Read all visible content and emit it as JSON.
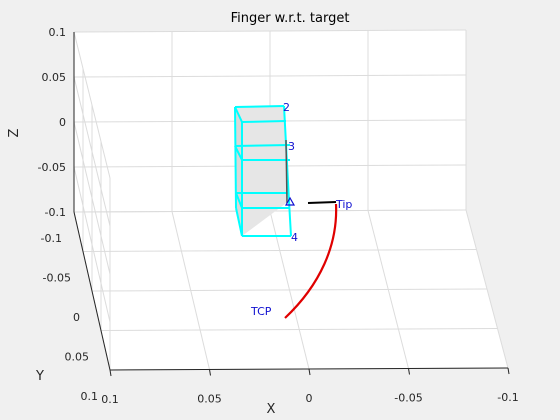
{
  "chart_data": {
    "type": "line3d",
    "title": "Finger  w.r.t. target",
    "xlabel": "X",
    "ylabel": "Y",
    "zlabel": "Z",
    "xlim": [
      -0.1,
      0.1
    ],
    "ylim": [
      -0.1,
      0.1
    ],
    "zlim": [
      -0.1,
      0.1
    ],
    "x_ticks": [
      "0.1",
      "0.05",
      "0",
      "-0.05",
      "-0.1"
    ],
    "y_ticks": [
      "-0.1",
      "-0.05",
      "0",
      "0.05",
      "0.1"
    ],
    "z_ticks": [
      "0.1",
      "0.05",
      "0",
      "-0.05",
      "-0.1"
    ],
    "grid": true,
    "box_color": "#00ffff",
    "trajectory_color": "#e00000",
    "finger_color": "#000000",
    "label_color": "#1010d0",
    "annotations": [
      {
        "text": "2",
        "target": "box-top-corner"
      },
      {
        "text": "3",
        "target": "box-middle-corner"
      },
      {
        "text": "4",
        "target": "box-bottom-corner"
      },
      {
        "text": "Tip",
        "target": "trajectory-end"
      },
      {
        "text": "TCP",
        "target": "trajectory-start"
      }
    ]
  }
}
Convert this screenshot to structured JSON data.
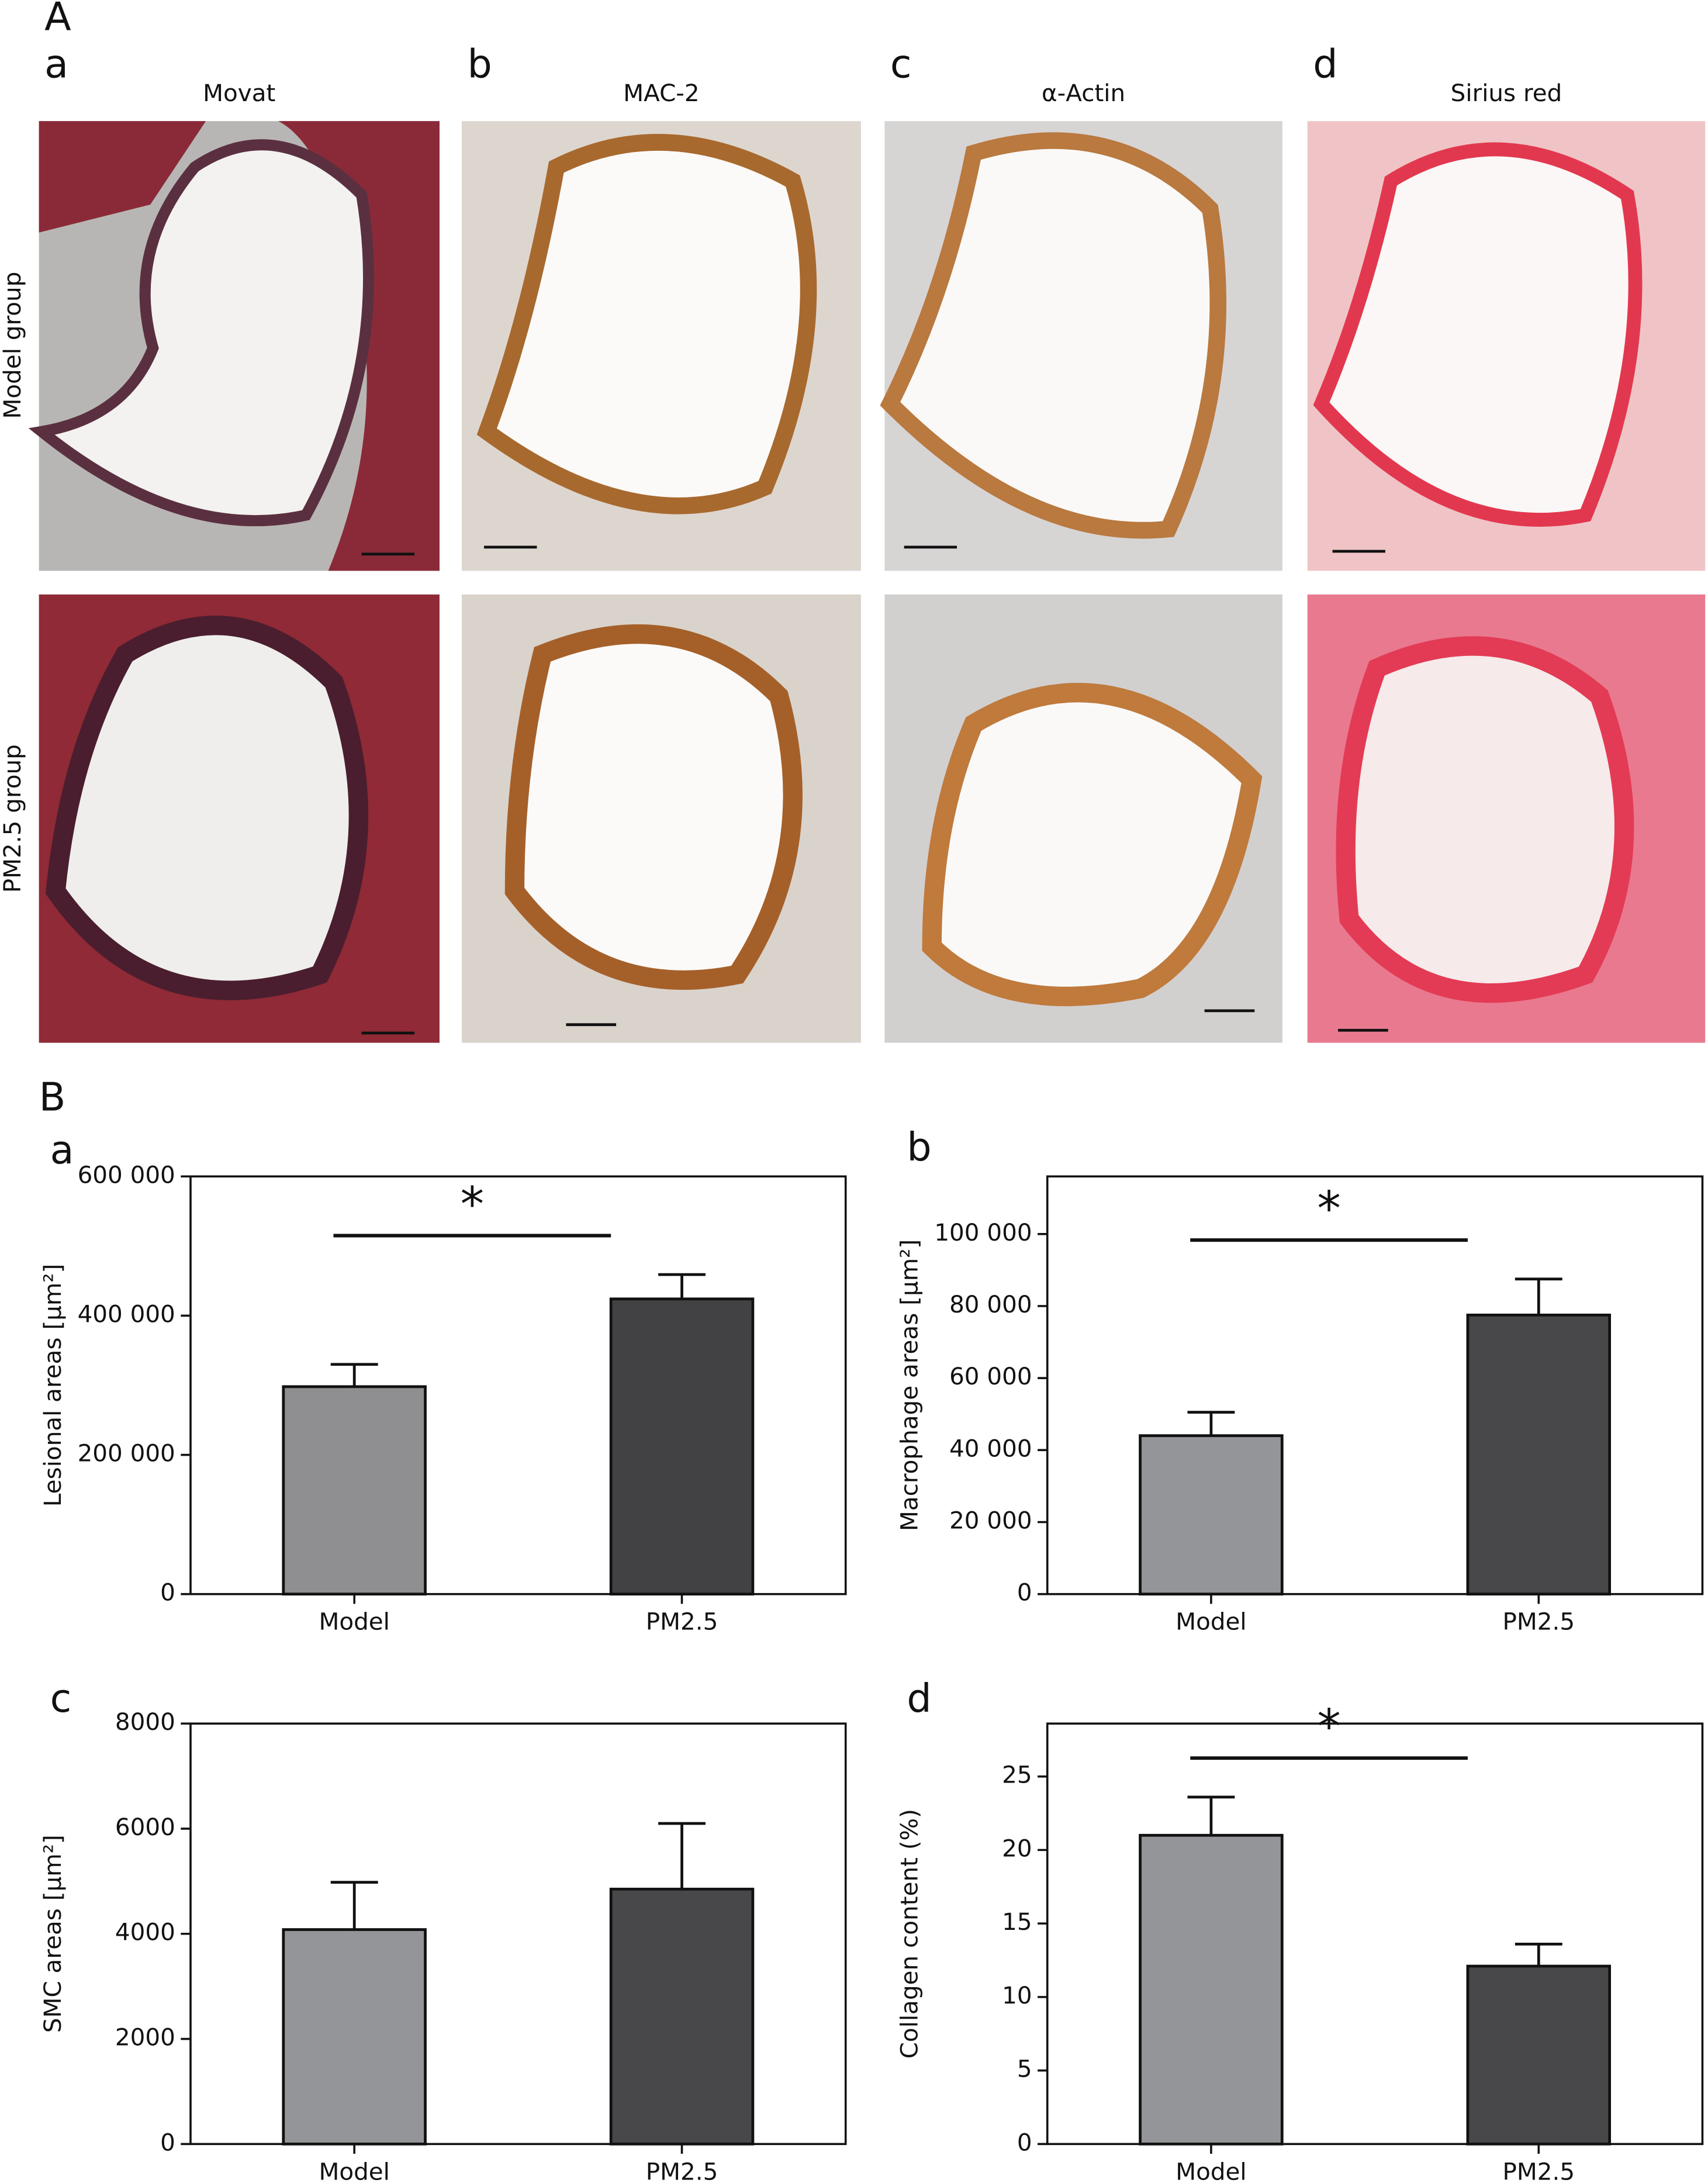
{
  "figure": {
    "sections": [
      "A",
      "B"
    ],
    "columns": [
      {
        "letter": "a",
        "title": "Movat"
      },
      {
        "letter": "b",
        "title": "MAC-2"
      },
      {
        "letter": "c",
        "title": "α-Actin"
      },
      {
        "letter": "d",
        "title": "Sirius red"
      }
    ],
    "rows": [
      "Model group",
      "PM2.5 group"
    ]
  },
  "chart_data": [
    {
      "type": "bar",
      "panel": "a",
      "y_label": "Lesional areas [µm²]",
      "categories": [
        "Model",
        "PM2.5"
      ],
      "values": [
        298000,
        424000
      ],
      "errors": [
        32000,
        35000
      ],
      "colors": [
        "#8f8f91",
        "#424244"
      ],
      "ylim": [
        0,
        600000
      ],
      "yticks": [
        0,
        {
          "value": 200000,
          "label": "200 000"
        },
        {
          "value": 400000,
          "label": "400 000"
        },
        {
          "value": 600000,
          "label": "600 000"
        }
      ],
      "annotation": "*"
    },
    {
      "type": "bar",
      "panel": "b",
      "y_label": "Macrophage areas [µm²]",
      "categories": [
        "Model",
        "PM2.5"
      ],
      "values": [
        44000,
        77500
      ],
      "errors": [
        6500,
        10000
      ],
      "colors": [
        "#949598",
        "#48484b"
      ],
      "ylim": [
        0,
        116000
      ],
      "yticks": [
        0,
        {
          "value": 20000,
          "label": "20 000"
        },
        {
          "value": 40000,
          "label": "40 000"
        },
        {
          "value": 60000,
          "label": "60 000"
        },
        {
          "value": 80000,
          "label": "80 000"
        },
        {
          "value": 100000,
          "label": "100 000"
        }
      ],
      "annotation": "*"
    },
    {
      "type": "bar",
      "panel": "c",
      "y_label": "SMC areas [µm²]",
      "categories": [
        "Model",
        "PM2.5"
      ],
      "values": [
        4080,
        4850
      ],
      "errors": [
        900,
        1250
      ],
      "colors": [
        "#949598",
        "#48484b"
      ],
      "ylim": [
        0,
        8000
      ],
      "yticks": [
        0,
        2000,
        4000,
        6000,
        8000
      ]
    },
    {
      "type": "bar",
      "panel": "d",
      "y_label": "Collagen content (%)",
      "categories": [
        "Model",
        "PM2.5"
      ],
      "values": [
        21,
        12.1
      ],
      "errors": [
        2.6,
        1.5
      ],
      "colors": [
        "#949598",
        "#48484b"
      ],
      "ylim": [
        0,
        28.6
      ],
      "yticks": [
        0,
        5,
        10,
        15,
        20,
        25
      ],
      "annotation": "*"
    }
  ]
}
----------------------------------------
- Problem
Pictures are excluded; repeat every record exactly.

- Complete response
Read all visible content and emit it as JSON.
{
  "chart_data": {
    "type": "line3d",
    "title": "Finger  w.r.t. target",
    "xlabel": "X",
    "ylabel": "Y",
    "zlabel": "Z",
    "xlim": [
      -0.1,
      0.1
    ],
    "ylim": [
      -0.1,
      0.1
    ],
    "zlim": [
      -0.1,
      0.1
    ],
    "x_ticks": [
      "0.1",
      "0.05",
      "0",
      "-0.05",
      "-0.1"
    ],
    "y_ticks": [
      "-0.1",
      "-0.05",
      "0",
      "0.05",
      "0.1"
    ],
    "z_ticks": [
      "0.1",
      "0.05",
      "0",
      "-0.05",
      "-0.1"
    ],
    "grid": true,
    "box_color": "#00ffff",
    "trajectory_color": "#e00000",
    "finger_color": "#000000",
    "label_color": "#1010d0",
    "annotations": [
      {
        "text": "2",
        "target": "box-top-corner"
      },
      {
        "text": "3",
        "target": "box-middle-corner"
      },
      {
        "text": "4",
        "target": "box-bottom-corner"
      },
      {
        "text": "Tip",
        "target": "trajectory-end"
      },
      {
        "text": "TCP",
        "target": "trajectory-start"
      }
    ]
  }
}
Convert this screenshot to structured JSON data.
{
  "figure": {
    "sections": [
      "A",
      "B"
    ],
    "columns": [
      {
        "letter": "a",
        "title": "Movat"
      },
      {
        "letter": "b",
        "title": "MAC-2"
      },
      {
        "letter": "c",
        "title": "α-Actin"
      },
      {
        "letter": "d",
        "title": "Sirius red"
      }
    ],
    "rows": [
      "Model group",
      "PM2.5 group"
    ]
  },
  "chart_data": [
    {
      "type": "bar",
      "panel": "a",
      "y_label": "Lesional areas [µm²]",
      "categories": [
        "Model",
        "PM2.5"
      ],
      "values": [
        298000,
        424000
      ],
      "errors": [
        32000,
        35000
      ],
      "colors": [
        "#8f8f91",
        "#424244"
      ],
      "ylim": [
        0,
        600000
      ],
      "yticks": [
        0,
        {
          "value": 200000,
          "label": "200 000"
        },
        {
          "value": 400000,
          "label": "400 000"
        },
        {
          "value": 600000,
          "label": "600 000"
        }
      ],
      "annotation": "*"
    },
    {
      "type": "bar",
      "panel": "b",
      "y_label": "Macrophage areas [µm²]",
      "categories": [
        "Model",
        "PM2.5"
      ],
      "values": [
        44000,
        77500
      ],
      "errors": [
        6500,
        10000
      ],
      "colors": [
        "#949598",
        "#48484b"
      ],
      "ylim": [
        0,
        116000
      ],
      "yticks": [
        0,
        {
          "value": 20000,
          "label": "20 000"
        },
        {
          "value": 40000,
          "label": "40 000"
        },
        {
          "value": 60000,
          "label": "60 000"
        },
        {
          "value": 80000,
          "label": "80 000"
        },
        {
          "value": 100000,
          "label": "100 000"
        }
      ],
      "annotation": "*"
    },
    {
      "type": "bar",
      "panel": "c",
      "y_label": "SMC areas [µm²]",
      "categories": [
        "Model",
        "PM2.5"
      ],
      "values": [
        4080,
        4850
      ],
      "errors": [
        900,
        1250
      ],
      "colors": [
        "#949598",
        "#48484b"
      ],
      "ylim": [
        0,
        8000
      ],
      "yticks": [
        0,
        2000,
        4000,
        6000,
        8000
      ]
    },
    {
      "type": "bar",
      "panel": "d",
      "y_label": "Collagen content (%)",
      "categories": [
        "Model",
        "PM2.5"
      ],
      "values": [
        21,
        12.1
      ],
      "errors": [
        2.6,
        1.5
      ],
      "colors": [
        "#949598",
        "#48484b"
      ],
      "ylim": [
        0,
        28.6
      ],
      "yticks": [
        0,
        5,
        10,
        15,
        20,
        25
      ],
      "annotation": "*"
    }
  ]
}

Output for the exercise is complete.